» Records for this task:

---

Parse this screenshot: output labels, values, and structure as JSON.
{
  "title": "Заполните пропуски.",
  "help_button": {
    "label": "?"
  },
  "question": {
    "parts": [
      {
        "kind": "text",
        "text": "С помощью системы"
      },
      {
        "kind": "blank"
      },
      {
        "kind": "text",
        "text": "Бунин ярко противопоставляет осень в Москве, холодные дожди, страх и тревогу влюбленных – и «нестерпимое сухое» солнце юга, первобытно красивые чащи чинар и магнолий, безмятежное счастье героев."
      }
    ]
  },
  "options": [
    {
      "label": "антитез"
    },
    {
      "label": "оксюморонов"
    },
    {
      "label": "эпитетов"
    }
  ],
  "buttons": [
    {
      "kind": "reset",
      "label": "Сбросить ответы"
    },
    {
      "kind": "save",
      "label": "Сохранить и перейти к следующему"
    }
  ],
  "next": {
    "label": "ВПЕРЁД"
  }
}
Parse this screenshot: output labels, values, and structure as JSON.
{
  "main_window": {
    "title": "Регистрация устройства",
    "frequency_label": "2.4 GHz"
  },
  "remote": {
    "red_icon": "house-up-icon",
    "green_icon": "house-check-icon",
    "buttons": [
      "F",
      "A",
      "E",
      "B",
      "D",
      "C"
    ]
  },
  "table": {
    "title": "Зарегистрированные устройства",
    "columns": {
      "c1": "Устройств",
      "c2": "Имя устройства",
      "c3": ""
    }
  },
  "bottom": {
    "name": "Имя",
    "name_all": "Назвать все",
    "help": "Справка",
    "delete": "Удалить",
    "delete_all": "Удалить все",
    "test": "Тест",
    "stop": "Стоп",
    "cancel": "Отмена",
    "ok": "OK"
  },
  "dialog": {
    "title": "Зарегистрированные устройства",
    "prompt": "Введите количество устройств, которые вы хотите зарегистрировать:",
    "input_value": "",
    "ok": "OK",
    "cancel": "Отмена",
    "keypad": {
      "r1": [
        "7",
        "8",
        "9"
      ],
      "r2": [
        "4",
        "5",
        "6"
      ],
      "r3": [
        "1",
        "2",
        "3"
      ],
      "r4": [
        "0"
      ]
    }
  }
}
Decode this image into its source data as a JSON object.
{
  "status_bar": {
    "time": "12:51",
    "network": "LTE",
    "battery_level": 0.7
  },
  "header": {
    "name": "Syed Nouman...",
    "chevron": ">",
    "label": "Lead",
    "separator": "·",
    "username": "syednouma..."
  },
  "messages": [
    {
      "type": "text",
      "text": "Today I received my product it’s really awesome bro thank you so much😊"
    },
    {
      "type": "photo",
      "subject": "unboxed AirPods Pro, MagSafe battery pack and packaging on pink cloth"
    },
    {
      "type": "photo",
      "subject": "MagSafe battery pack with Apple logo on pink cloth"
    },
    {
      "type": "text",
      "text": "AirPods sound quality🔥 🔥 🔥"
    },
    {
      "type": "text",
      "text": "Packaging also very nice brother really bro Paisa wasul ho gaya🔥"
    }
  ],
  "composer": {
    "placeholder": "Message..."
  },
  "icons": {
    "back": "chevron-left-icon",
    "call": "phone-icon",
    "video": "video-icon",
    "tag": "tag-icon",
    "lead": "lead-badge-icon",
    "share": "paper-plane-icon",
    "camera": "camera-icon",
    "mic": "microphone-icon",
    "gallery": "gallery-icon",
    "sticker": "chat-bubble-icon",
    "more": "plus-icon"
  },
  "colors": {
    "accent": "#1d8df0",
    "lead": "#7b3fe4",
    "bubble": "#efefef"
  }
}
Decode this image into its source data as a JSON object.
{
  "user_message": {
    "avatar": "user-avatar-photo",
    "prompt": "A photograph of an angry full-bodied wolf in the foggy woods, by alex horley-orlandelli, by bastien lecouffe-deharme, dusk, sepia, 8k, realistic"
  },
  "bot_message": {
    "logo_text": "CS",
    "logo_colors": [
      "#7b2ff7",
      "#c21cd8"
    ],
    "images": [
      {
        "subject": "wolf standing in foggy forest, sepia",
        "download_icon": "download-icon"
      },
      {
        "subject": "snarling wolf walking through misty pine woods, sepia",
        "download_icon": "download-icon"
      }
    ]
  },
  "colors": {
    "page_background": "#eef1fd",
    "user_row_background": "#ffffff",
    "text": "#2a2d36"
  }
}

---

» Goal: From the listing above, extract all records word for word.

» The solution:
Parse this screenshot: output labels, values, and structure as JSON.
{
  "title": "Заполните пропуски.",
  "help_button": {
    "label": "?"
  },
  "question": {
    "parts": [
      {
        "kind": "text",
        "text": "С помощью системы"
      },
      {
        "kind": "blank"
      },
      {
        "kind": "text",
        "text": "Бунин ярко противопоставляет осень в Москве, холодные дожди, страх и тревогу влюбленных – и «нестерпимое сухое» солнце юга, первобытно красивые чащи чинар и магнолий, безмятежное счастье героев."
      }
    ]
  },
  "options": [
    {
      "label": "антитез"
    },
    {
      "label": "оксюморонов"
    },
    {
      "label": "эпитетов"
    }
  ],
  "buttons": [
    {
      "kind": "reset",
      "label": "Сбросить ответы"
    },
    {
      "kind": "save",
      "label": "Сохранить и перейти к следующему"
    }
  ],
  "next": {
    "label": "ВПЕРЁД"
  }
}
Parse this screenshot: output labels, values, and structure as JSON.
{
  "main_window": {
    "title": "Регистрация устройства",
    "frequency_label": "2.4 GHz"
  },
  "remote": {
    "red_icon": "house-up-icon",
    "green_icon": "house-check-icon",
    "buttons": [
      "F",
      "A",
      "E",
      "B",
      "D",
      "C"
    ]
  },
  "table": {
    "title": "Зарегистрированные устройства",
    "columns": {
      "c1": "Устройств",
      "c2": "Имя устройства",
      "c3": ""
    }
  },
  "bottom": {
    "name": "Имя",
    "name_all": "Назвать все",
    "help": "Справка",
    "delete": "Удалить",
    "delete_all": "Удалить все",
    "test": "Тест",
    "stop": "Стоп",
    "cancel": "Отмена",
    "ok": "OK"
  },
  "dialog": {
    "title": "Зарегистрированные устройства",
    "prompt": "Введите количество устройств, которые вы хотите зарегистрировать:",
    "input_value": "",
    "ok": "OK",
    "cancel": "Отмена",
    "keypad": {
      "r1": [
        "7",
        "8",
        "9"
      ],
      "r2": [
        "4",
        "5",
        "6"
      ],
      "r3": [
        "1",
        "2",
        "3"
      ],
      "r4": [
        "0"
      ]
    }
  }
}
Decode this image into its source data as a JSON object.
{
  "status_bar": {
    "time": "12:51",
    "network": "LTE",
    "battery_level": 0.7
  },
  "header": {
    "name": "Syed Nouman...",
    "chevron": ">",
    "label": "Lead",
    "separator": "·",
    "username": "syednouma..."
  },
  "messages": [
    {
      "type": "text",
      "text": "Today I received my product it’s really awesome bro thank you so much😊"
    },
    {
      "type": "photo",
      "subject": "unboxed AirPods Pro, MagSafe battery pack and packaging on pink cloth"
    },
    {
      "type": "photo",
      "subject": "MagSafe battery pack with Apple logo on pink cloth"
    },
    {
      "type": "text",
      "text": "AirPods sound quality🔥 🔥 🔥"
    },
    {
      "type": "text",
      "text": "Packaging also very nice brother really bro Paisa wasul ho gaya🔥"
    }
  ],
  "composer": {
    "placeholder": "Message..."
  },
  "icons": {
    "back": "chevron-left-icon",
    "call": "phone-icon",
    "video": "video-icon",
    "tag": "tag-icon",
    "lead": "lead-badge-icon",
    "share": "paper-plane-icon",
    "camera": "camera-icon",
    "mic": "microphone-icon",
    "gallery": "gallery-icon",
    "sticker": "chat-bubble-icon",
    "more": "plus-icon"
  },
  "colors": {
    "accent": "#1d8df0",
    "lead": "#7b3fe4",
    "bubble": "#efefef"
  }
}
Decode this image into its source data as a JSON object.
{
  "user_message": {
    "avatar": "user-avatar-photo",
    "prompt": "A photograph of an angry full-bodied wolf in the foggy woods, by alex horley-orlandelli, by bastien lecouffe-deharme, dusk, sepia, 8k, realistic"
  },
  "bot_message": {
    "logo_text": "CS",
    "logo_colors": [
      "#7b2ff7",
      "#c21cd8"
    ],
    "images": [
      {
        "subject": "wolf standing in foggy forest, sepia",
        "download_icon": "download-icon"
      },
      {
        "subject": "snarling wolf walking through misty pine woods, sepia",
        "download_icon": "download-icon"
      }
    ]
  },
  "colors": {
    "page_background": "#eef1fd",
    "user_row_background": "#ffffff",
    "text": "#2a2d36"
  }
}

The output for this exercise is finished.